Problem to solve
Write out the listing below in full and exactly, leaving out every picture.

###

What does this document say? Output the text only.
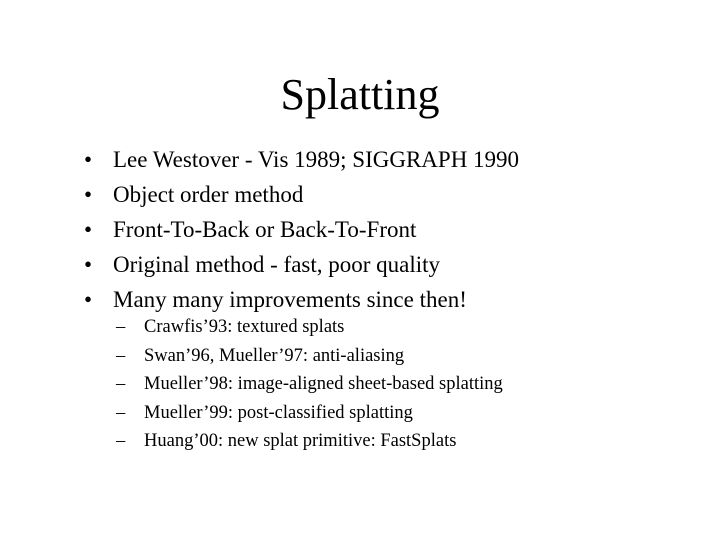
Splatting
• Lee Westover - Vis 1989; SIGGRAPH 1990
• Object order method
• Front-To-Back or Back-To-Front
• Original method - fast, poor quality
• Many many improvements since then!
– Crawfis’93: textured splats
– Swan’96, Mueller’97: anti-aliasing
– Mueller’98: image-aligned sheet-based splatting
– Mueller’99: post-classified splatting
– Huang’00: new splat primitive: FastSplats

###

Result of the exercise
What does this document say? Output the text only.
Splatting
• Lee Westover - Vis 1989; SIGGRAPH 1990
• Object order method
• Front-To-Back or Back-To-Front
• Original method - fast, poor quality
• Many many improvements since then!
– Crawfis’93: textured splats
– Swan’96, Mueller’97: anti-aliasing
– Mueller’98: image-aligned sheet-based splatting
– Mueller’99: post-classified splatting
– Huang’00: new splat primitive: FastSplats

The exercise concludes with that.